■ Excerpted passage
#####

and that
“Barbados is a small society whose human resources ... are its most important asset. Given the capability of illicit narcotic substances to damage social capital, the courts as agencies of law enforcement, must do all in their power to assist in the protection of those resources”.
[12] The judge then considered the gravity of the offences while keeping in mind the general judicial guidelines set out in section 41(2) of the Act which require that the gravity of the punishment must be commensurate with the gravity of the offence. She next considered the issue of proportionality in accordance with section 36 of the Act with a view to determining the length of sentence which would be appropriate to do justice in relation to each offence.
[13] As she was required to do by the Act, the judge took into account the mitigating factors i.e. the early guilty plea, cooperation with the police, the expression of remorse and the positive aspects of the pre-sentence report. The judge was of the view that the seriousness of the offences was aggravated by the following factors: the appellant was part of a joint enterprise to import the drugs into Barbados, the substantial quantity of drugs involved, the negative use of his fishing skills and his subsequent offending with respect to an even larger quantity of illegal drugs while on bail for the present offences.
Submissions
[14] The appellant, as he did before the judge, sought before this Court to emphasise his remorse for having committed the offences. He also suggested that since in other and comparative cases, “lighter” sentences had been imposed on those perpetrators, his sentence ought to be reduced to at least 10 years.
Discussion
[15] It is well established and has been reiterated on numerous occasions by this Court that the Court of Appeal will only interfere with a sentence where it is evident that the sentence was manifestly excessive or grossly disproportionate, that some statutory or procedural requirement has not been complied with or that the sentence is wrong in principle.

#####

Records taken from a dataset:
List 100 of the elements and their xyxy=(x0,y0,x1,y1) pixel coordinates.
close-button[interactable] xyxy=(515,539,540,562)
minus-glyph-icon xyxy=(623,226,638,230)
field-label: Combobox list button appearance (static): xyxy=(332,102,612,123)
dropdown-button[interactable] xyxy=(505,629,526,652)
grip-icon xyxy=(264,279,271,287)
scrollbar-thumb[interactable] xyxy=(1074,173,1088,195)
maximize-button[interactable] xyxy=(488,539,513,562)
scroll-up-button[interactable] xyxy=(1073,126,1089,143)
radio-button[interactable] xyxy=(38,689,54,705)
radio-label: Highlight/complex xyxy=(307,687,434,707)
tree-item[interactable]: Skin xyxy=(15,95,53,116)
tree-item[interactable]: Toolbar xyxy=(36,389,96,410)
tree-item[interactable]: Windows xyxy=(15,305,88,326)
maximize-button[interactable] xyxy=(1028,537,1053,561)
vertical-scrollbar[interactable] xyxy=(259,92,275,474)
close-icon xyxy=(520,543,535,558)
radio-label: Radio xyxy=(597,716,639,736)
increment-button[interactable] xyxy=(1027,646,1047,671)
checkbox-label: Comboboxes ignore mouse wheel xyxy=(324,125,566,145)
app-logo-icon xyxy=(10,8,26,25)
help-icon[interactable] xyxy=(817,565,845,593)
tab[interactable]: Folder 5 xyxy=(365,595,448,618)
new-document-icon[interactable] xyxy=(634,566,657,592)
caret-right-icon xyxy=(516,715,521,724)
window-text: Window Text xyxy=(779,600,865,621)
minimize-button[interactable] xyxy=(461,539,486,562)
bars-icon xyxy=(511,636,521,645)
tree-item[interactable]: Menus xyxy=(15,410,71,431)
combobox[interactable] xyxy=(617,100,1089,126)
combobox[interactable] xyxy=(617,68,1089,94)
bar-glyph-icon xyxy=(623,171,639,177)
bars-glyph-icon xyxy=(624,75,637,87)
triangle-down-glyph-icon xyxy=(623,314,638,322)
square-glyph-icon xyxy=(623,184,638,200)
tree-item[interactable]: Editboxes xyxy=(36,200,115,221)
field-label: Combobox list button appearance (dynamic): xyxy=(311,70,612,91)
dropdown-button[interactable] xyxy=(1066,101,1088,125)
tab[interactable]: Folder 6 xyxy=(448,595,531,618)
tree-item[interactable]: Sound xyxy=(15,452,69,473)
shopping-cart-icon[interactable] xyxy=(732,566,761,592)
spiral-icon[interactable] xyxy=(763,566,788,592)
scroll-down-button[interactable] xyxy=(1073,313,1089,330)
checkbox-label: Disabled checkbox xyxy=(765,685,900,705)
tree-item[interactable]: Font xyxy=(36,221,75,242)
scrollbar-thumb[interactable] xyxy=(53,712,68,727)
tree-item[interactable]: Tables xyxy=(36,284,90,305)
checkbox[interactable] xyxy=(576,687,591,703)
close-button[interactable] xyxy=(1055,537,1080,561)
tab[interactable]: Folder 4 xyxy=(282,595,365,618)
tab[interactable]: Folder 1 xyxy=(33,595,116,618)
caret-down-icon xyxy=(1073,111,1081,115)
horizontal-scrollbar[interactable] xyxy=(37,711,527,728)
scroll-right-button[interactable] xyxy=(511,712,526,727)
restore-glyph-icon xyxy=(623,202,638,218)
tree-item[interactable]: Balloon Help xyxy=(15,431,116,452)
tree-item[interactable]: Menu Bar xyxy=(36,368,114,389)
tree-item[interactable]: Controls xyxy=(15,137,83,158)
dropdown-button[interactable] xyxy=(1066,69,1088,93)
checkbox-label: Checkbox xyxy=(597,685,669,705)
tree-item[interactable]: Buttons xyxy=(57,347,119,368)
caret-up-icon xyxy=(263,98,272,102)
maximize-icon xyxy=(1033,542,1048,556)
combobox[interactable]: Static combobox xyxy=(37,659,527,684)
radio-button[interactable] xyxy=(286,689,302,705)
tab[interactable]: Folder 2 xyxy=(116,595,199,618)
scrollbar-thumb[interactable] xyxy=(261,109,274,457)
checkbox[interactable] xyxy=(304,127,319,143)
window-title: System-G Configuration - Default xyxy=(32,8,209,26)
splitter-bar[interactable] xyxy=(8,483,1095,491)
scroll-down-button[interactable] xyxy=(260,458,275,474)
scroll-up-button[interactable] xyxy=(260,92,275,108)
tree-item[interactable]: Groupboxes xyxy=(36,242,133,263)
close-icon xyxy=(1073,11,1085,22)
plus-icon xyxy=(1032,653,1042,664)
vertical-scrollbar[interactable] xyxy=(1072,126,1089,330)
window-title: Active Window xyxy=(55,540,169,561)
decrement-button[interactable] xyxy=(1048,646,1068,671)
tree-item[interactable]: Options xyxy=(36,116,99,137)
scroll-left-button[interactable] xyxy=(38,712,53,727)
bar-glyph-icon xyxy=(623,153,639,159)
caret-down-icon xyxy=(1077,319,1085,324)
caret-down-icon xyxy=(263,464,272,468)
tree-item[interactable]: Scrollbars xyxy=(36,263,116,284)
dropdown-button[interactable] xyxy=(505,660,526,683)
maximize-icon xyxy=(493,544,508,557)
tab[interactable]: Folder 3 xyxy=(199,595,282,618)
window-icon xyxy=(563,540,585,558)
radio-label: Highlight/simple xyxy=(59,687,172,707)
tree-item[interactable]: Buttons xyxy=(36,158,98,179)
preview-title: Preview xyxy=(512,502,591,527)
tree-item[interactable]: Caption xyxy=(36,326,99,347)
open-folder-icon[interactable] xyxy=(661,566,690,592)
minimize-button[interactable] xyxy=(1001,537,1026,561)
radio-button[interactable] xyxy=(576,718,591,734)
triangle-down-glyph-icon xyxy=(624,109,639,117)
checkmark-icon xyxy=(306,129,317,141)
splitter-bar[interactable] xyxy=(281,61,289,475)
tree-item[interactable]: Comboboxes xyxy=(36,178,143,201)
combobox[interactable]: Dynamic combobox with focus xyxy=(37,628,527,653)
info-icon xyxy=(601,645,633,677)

#####

■ Actions to take
a) According to the sentencing appeal passage, to what length did the appellant ask this Court to reduce his sentence?
b) Write the next part of the sentencing appeal passage, starting after its final paragraph.
The records have no role in any of this.

■ Task answers
a) At least 10 years.

b)
[16] We have fully considered the sentencing remarks made by the judge and are satisfied that all the relevant factors were adequately addressed and taken into account. We therefore do not intend to repeat those considerations. We are however of the view that what needs to be emphasised is our total agreement with the judge that Parliament in legislating the relevant punishment for such offences was cognisant of the havoc which the constant influx of illegal drugs into our country continues to cause especially to the lives of our young people.
[17] We are reminded that the statutory punishments prescribed for these offences as set out in the Fourth Schedule to the Act are: for possession and importation, a fine of $500,000.00 or imprisonment for 20 years or both and for trafficking life imprisonment.
[18] This Court notes that the judge was requested to take into consideration four other offences of a similar nature which were committed by the appellant while on bail.
[19] The relevant law on this is enunciated in Archbold 2013 at para 5-160 where it is stated that “the practice of taking offences into consideration has no statutory foundation ....” It was described by Lord Goddard CJ in R. v. Batchelor, 36 Cr. App.R.64, CCA, at 67 to 68 as:
“simply a convention under which if a court is informed that there are outstanding charges against a prisoner who is before it for a particular offence, the court can, if the prisoner admits the offences and asks that they should be taken into account, take them into account, which means that the court can give a longer sentence than it would if it were dealing with him only on the charge mentioned in the indictment”.
[20] The applicability of this principle in this case is especially compelling given the penalties prescribed by Parliament for offences of this nature.
[21] We conclude by making the following observation. The appellant is a persistent offender bent on making a living from the illegal trade which is wrecking havoc in our society. He allowed himself to be tempted by an offer of $50,000.00 for the exercise.
[22] For his crimes, the appellant must be appropriately punished.
[23] With this in mind we have found the sentences imposed by the judge were proportionate to the seriousness of the offences and ought not to be interfered with.
Disposal
[24] Accordingly the appeal is dismissed and the sentences affirmed.